**Exercise requirements**: Gather every line in the records below that contains the word "Jacques".

**Extracted data**:
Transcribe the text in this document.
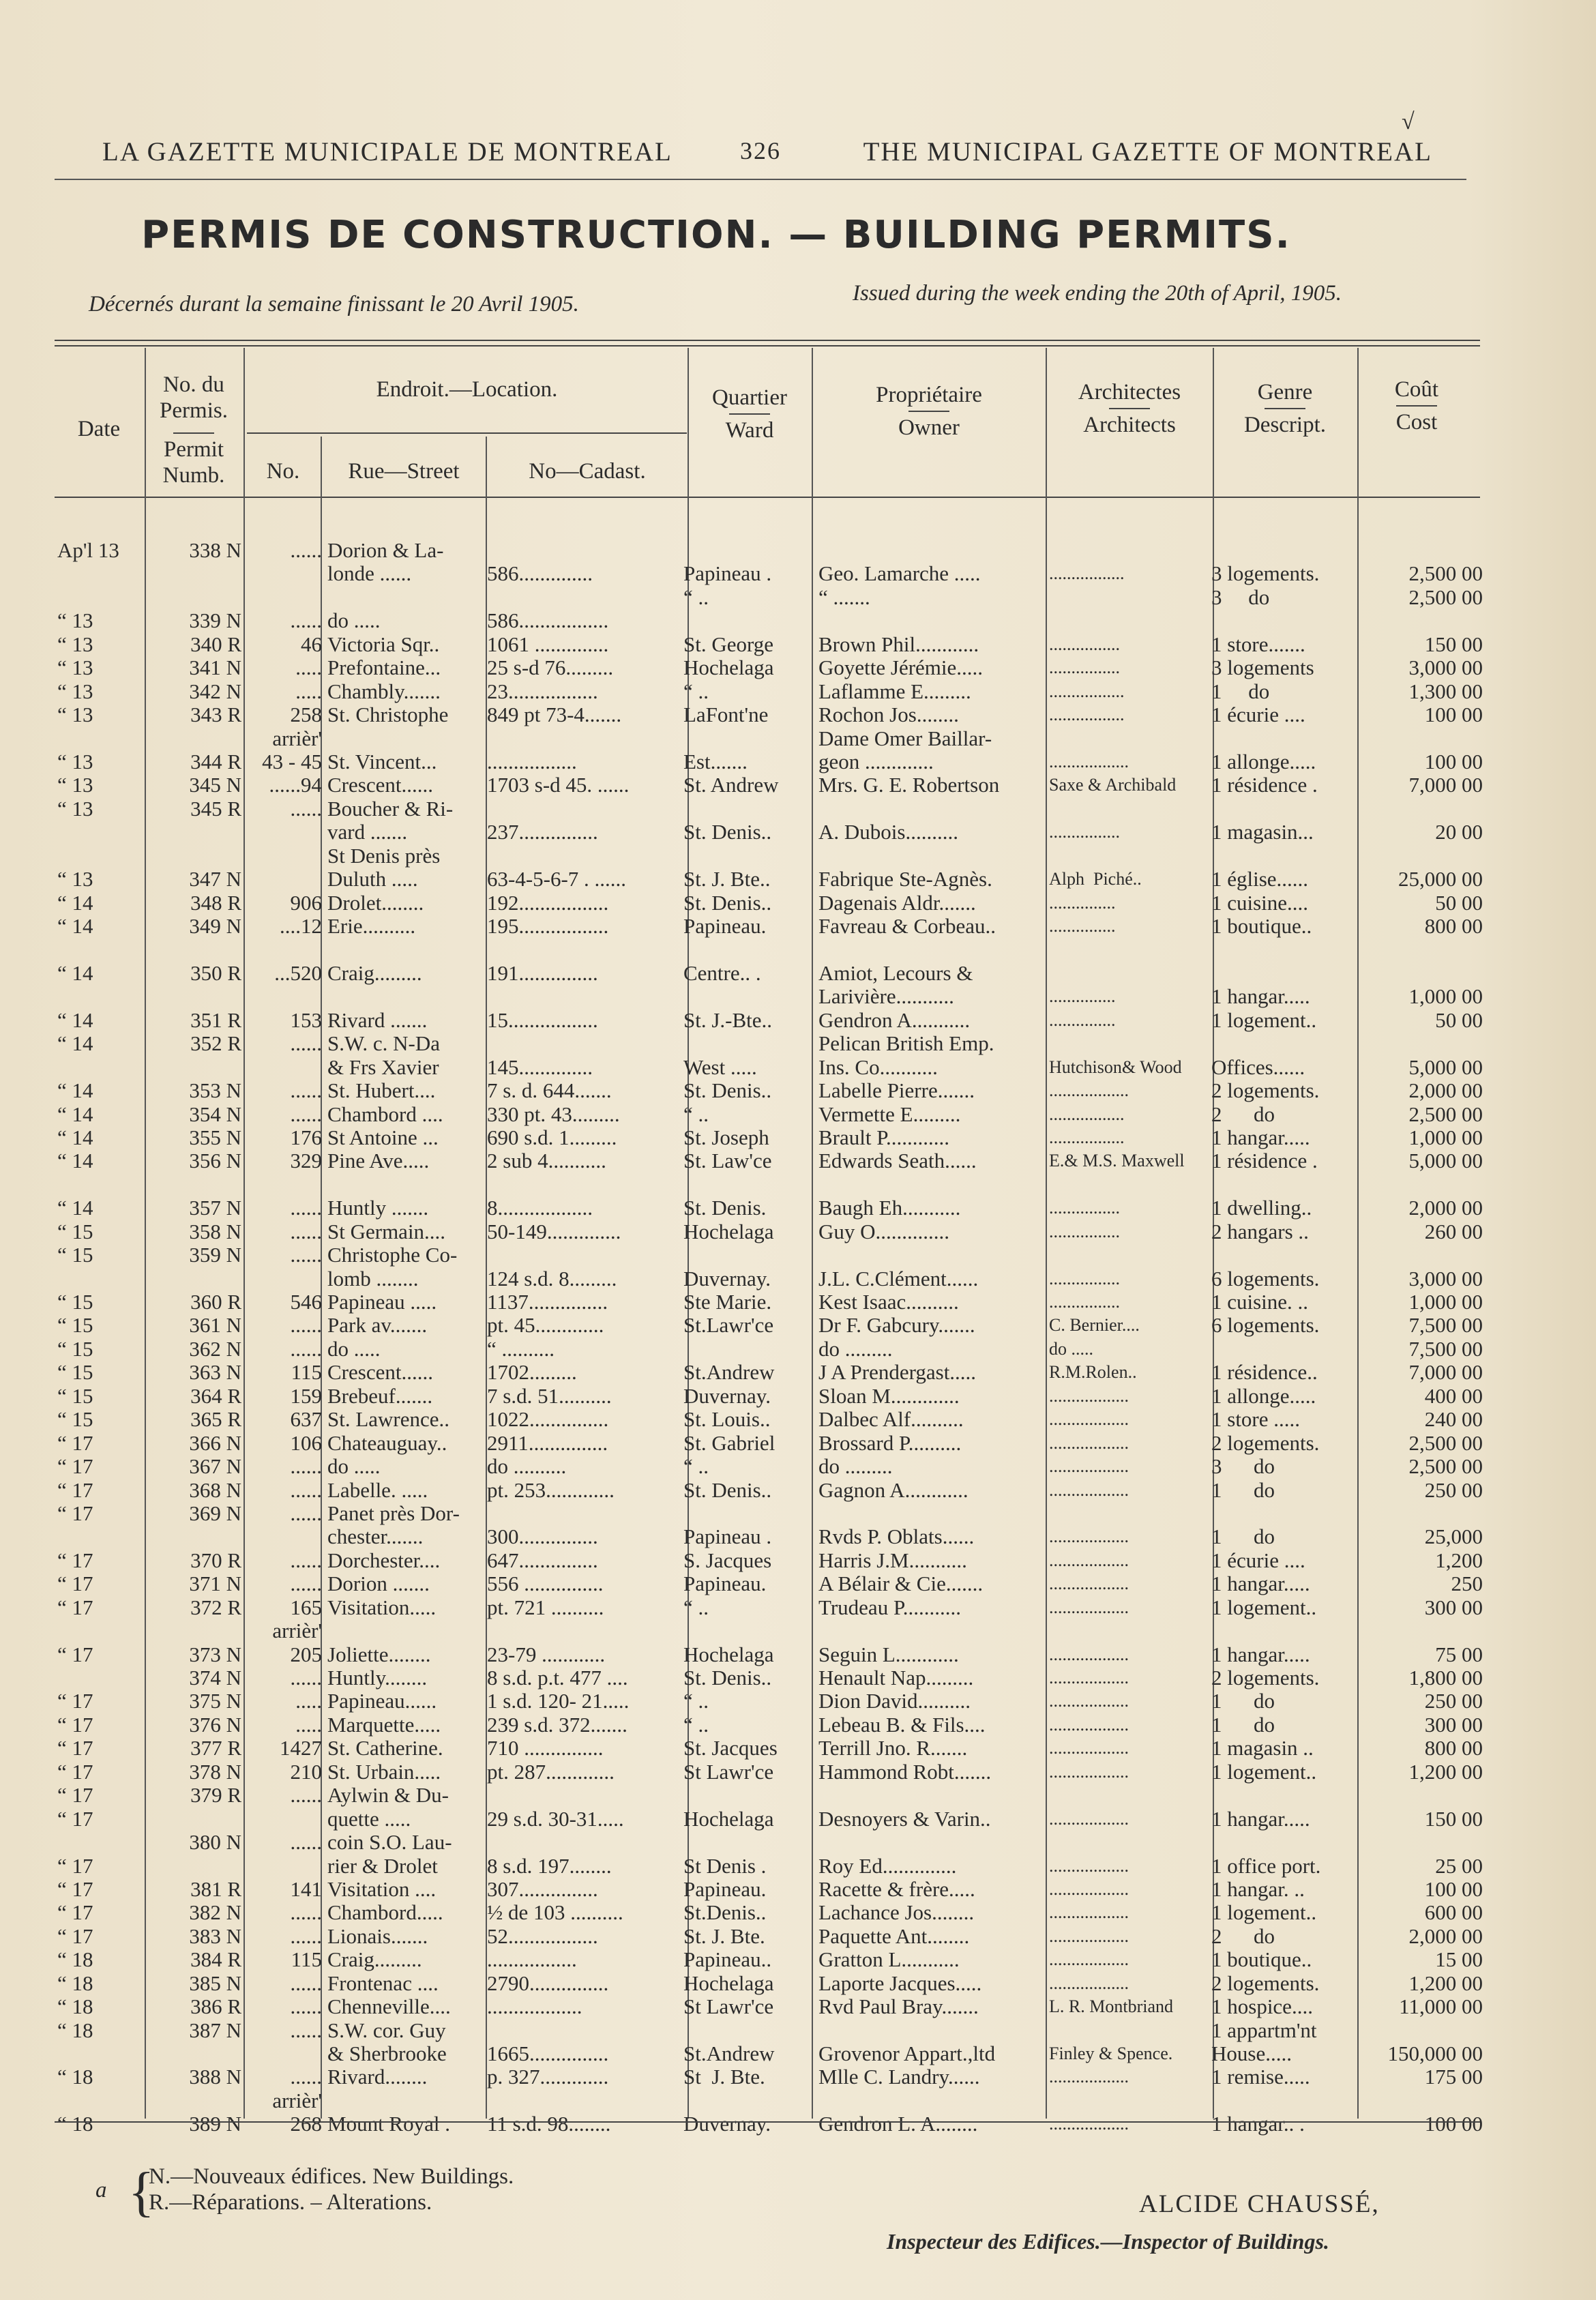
√
LA GAZETTE MUNICIPALE DE MONTREAL	326	THE MUNICIPAL GAZETTE OF MONTREAL
PERMIS DE CONSTRUCTION. — BUILDING PERMITS.
Décernés durant la semaine finissant le 20 Avril 1905.	Issued during the week ending the 20th of April, 1905.
Date
No. du Permis.
Permit Numb.
Endroit.—Location.
No.	Rue—Street	No—Cadast.
Quartier
Ward
Propriétaire
Owner
Architectes
Architects
Genre
Descript.
Coût
Cost
Ap'l 13	338 N	......	Dorion & La-						
			londe ......	586..............	Papineau .	Geo. Lamarche .....	.................	3 logements.	2,500 00
					“ ..	“ .......		3     do	2,500 00
“ 13	339 N	......	do .....	586.................					
“ 13	340 R	46	Victoria Sqr..	1061 ..............	St. George	Brown Phil............	................	1 store.......	150 00
“ 13	341 N	.....	Prefontaine...	25 s-d 76.........	Hochelaga	Goyette Jérémie.....	................	3 logements	3,000 00
“ 13	342 N	.....	Chambly.......	23.................	“ ..	Laflamme E.........	.................	1     do	1,300 00
“ 13	343 R	258	St. Christophe	849 pt 73-4.......	LaFont'ne	Rochon Jos........	.................	1 écurie ....	100 00
		arrièr'				Dame Omer Baillar-			
“ 13	344 R	43 - 45	St. Vincent...	.................	Est.......	geon .............	..................	1 allonge.....	100 00
“ 13	345 N	......94	Crescent......	1703 s-d 45. ......	St. Andrew	Mrs. G. E. Robertson	Saxe & Archibald	1 résidence .	7,000 00
“ 13	345 R	......	Boucher & Ri-						
			vard .......	237...............	St. Denis..	A. Dubois..........	................	1 magasin...	20 00
			St Denis près						
“ 13	347 N		Duluth .....	63-4-5-6-7 . ......	St. J. Bte..	Fabrique Ste-Agnès.	Alph  Piché..	1 église......	25,000 00
“ 14	348 R	906	Drolet........	192.................	St. Denis..	Dagenais Aldr.......	...............	1 cuisine....	50 00
“ 14	349 N	....12	Erie..........	195.................	Papineau.	Favreau & Corbeau..	...............	1 boutique..	800 00

“ 14	350 R	...520	Craig.........	191...............	Centre.. .	Amiot, Lecours &			
						Larivière...........	...............	1 hangar.....	1,000 00
“ 14	351 R	153	Rivard .......	15.................	St. J.-Bte..	Gendron A...........	...............	1 logement..	50 00
“ 14	352 R	......	S.W. c. N-Da			Pelican British Emp.			
			& Frs Xavier	145..............	West .....	Ins. Co...........	Hutchison& Wood	Offices......	5,000 00
“ 14	353 N	......	St. Hubert....	7 s. d. 644.......	St. Denis..	Labelle Pierre.......	..................	2 logements.	2,000 00
“ 14	354 N	......	Chambord ....	330 pt. 43.........	“ ..	Vermette E.........	.................	2      do	2,500 00
“ 14	355 N	176	St Antoine ...	690 s.d. 1.........	St. Joseph	Brault P............	.................	1 hangar.....	1,000 00
“ 14	356 N	329	Pine Ave.....	2 sub 4...........	St. Law'ce	Edwards Seath......	E.& M.S. Maxwell	1 résidence .	5,000 00

“ 14	357 N	......	Huntly .......	8..................	St. Denis.	Baugh Eh...........	................	1 dwelling..	2,000 00
“ 15	358 N	......	St Germain....	50-149..............	Hochelaga	Guy O..............	................	2 hangars ..	260 00
“ 15	359 N	......	Christophe Co-						
			lomb ........	124 s.d. 8.........	Duvernay.	J.L. C.Clément......	................	6 logements.	3,000 00
“ 15	360 R	546	Papineau .....	1137...............	Ste Marie.	Kest Isaac..........	................	1 cuisine. ..	1,000 00
“ 15	361 N	......	Park av.......	pt. 45.............	St.Lawr'ce	Dr F. Gabcury.......	C. Bernier....	6 logements.	7,500 00
“ 15	362 N	......	do .....	“ ..........		do .........	do .....		7,500 00
“ 15	363 N	115	Crescent......	1702.........	St.Andrew	J A Prendergast.....	R.M.Rolen..	1 résidence..	7,000 00
“ 15	364 R	159	Brebeuf.......	7 s.d. 51..........	Duvernay.	Sloan M.............	..................	1 allonge.....	400 00
“ 15	365 R	637	St. Lawrence..	1022...............	St. Louis..	Dalbec Alf..........	..................	1 store .....	240 00
“ 17	366 N	106	Chateauguay..	2911...............	St. Gabriel	Brossard P..........	..................	2 logements.	2,500 00
“ 17	367 N	......	do .....	do ..........	“ ..	do .........	..................	3      do	2,500 00
“ 17	368 N	......	Labelle. .....	pt. 253.............	St. Denis..	Gagnon A............	..................	1      do	250 00
“ 17	369 N	......	Panet près Dor-						
			chester.......	300...............	Papineau .	Rvds P. Oblats......	..................	1      do	25,000
“ 17	370 R	......	Dorchester....	647...............	S. Jacques	Harris J.M...........	..................	1 écurie ....	1,200
“ 17	371 N	......	Dorion .......	556 ...............	Papineau.	A Bélair & Cie.......	..................	1 hangar.....	250
“ 17	372 R	165	Visitation.....	pt. 721 ..........	“ ..	Trudeau P...........	..................	1 logement..	300 00
		arrièr'							
“ 17	373 N	205	Joliette........	23-79 ............	Hochelaga	Seguin L............	..................	1 hangar.....	75 00
	374 N	......	Huntly........	8 s.d. p.t. 477 ....	St. Denis..	Henault Nap.........	..................	2 logements.	1,800 00
“ 17	375 N	.....	Papineau......	1 s.d. 120- 21.....	“ ..	Dion David..........	..................	1      do	250 00
“ 17	376 N	.....	Marquette.....	239 s.d. 372.......	“ ..	Lebeau B. & Fils....	..................	1      do	300 00
“ 17	377 R	1427	St. Catherine.	710 ...............	St. Jacques	Terrill Jno. R.......	..................	1 magasin ..	800 00
“ 17	378 N	210	St. Urbain.....	pt. 287.............	St Lawr'ce	Hammond Robt.......	..................	1 logement..	1,200 00
“ 17	379 R	......	Aylwin & Du-						
“ 17			quette .....	29 s.d. 30-31.....	Hochelaga	Desnoyers & Varin..	..................	1 hangar.....	150 00
	380 N	......	coin S.O. Lau-						
“ 17			rier & Drolet	8 s.d. 197........	St Denis .	Roy Ed..............	..................	1 office port.	25 00
“ 17	381 R	141	Visitation ....	307...............	Papineau.	Racette & frère.....	..................	1 hangar. ..	100 00
“ 17	382 N	......	Chambord.....	½ de 103 ..........	St.Denis..	Lachance Jos........	..................	1 logement..	600 00
“ 17	383 N	......	Lionais.......	52.................	St. J. Bte.	Paquette Ant........	..................	2      do	2,000 00
“ 18	384 R	115	Craig.........	.................	Papineau..	Gratton L...........	..................	1 boutique..	15 00
“ 18	385 N	......	Frontenac ....	2790...............	Hochelaga	Laporte Jacques.....	..................	2 logements.	1,200 00
“ 18	386 R	......	Chenneville....	..................	St Lawr'ce	Rvd Paul Bray.......	L. R. Montbriand	1 hospice....	11,000 00
“ 18	387 N	......	S.W. cor. Guy					1 appartm'nt	
			& Sherbrooke	1665...............	St.Andrew	Grovenor Appart.,ltd	Finley & Spence.	House.....	150,000 00
“ 18	388 N	......	Rivard........	p. 327.............	St  J. Bte.	Mlle C. Landry......	..................	1 remise.....	175 00
		arrièr'							
“ 18	389 N	268	Mount Royal .	11 s.d. 98........	Duvernay.	Gendron L. A........	..................	1 hangar.. .	100 00
a {
N.—Nouveaux édifices. New Buildings.
R.—Réparations. – Alterations.	ALCIDE CHAUSSÉ,
Inspecteur des Edifices.—Inspector of Buildings.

**Solution for this problem**:
“ 17	370 R	......	Dorchester....	647...............	S. Jacques	Harris J.M...........	..................	1 écurie ....	1,200
“ 17	377 R	1427	St. Catherine.	710 ...............	St. Jacques	Terrill Jno. R.......	..................	1 magasin ..	800 00
“ 18	385 N	......	Frontenac ....	2790...............	Hochelaga	Laporte Jacques.....	..................	2 logements.	1,200 00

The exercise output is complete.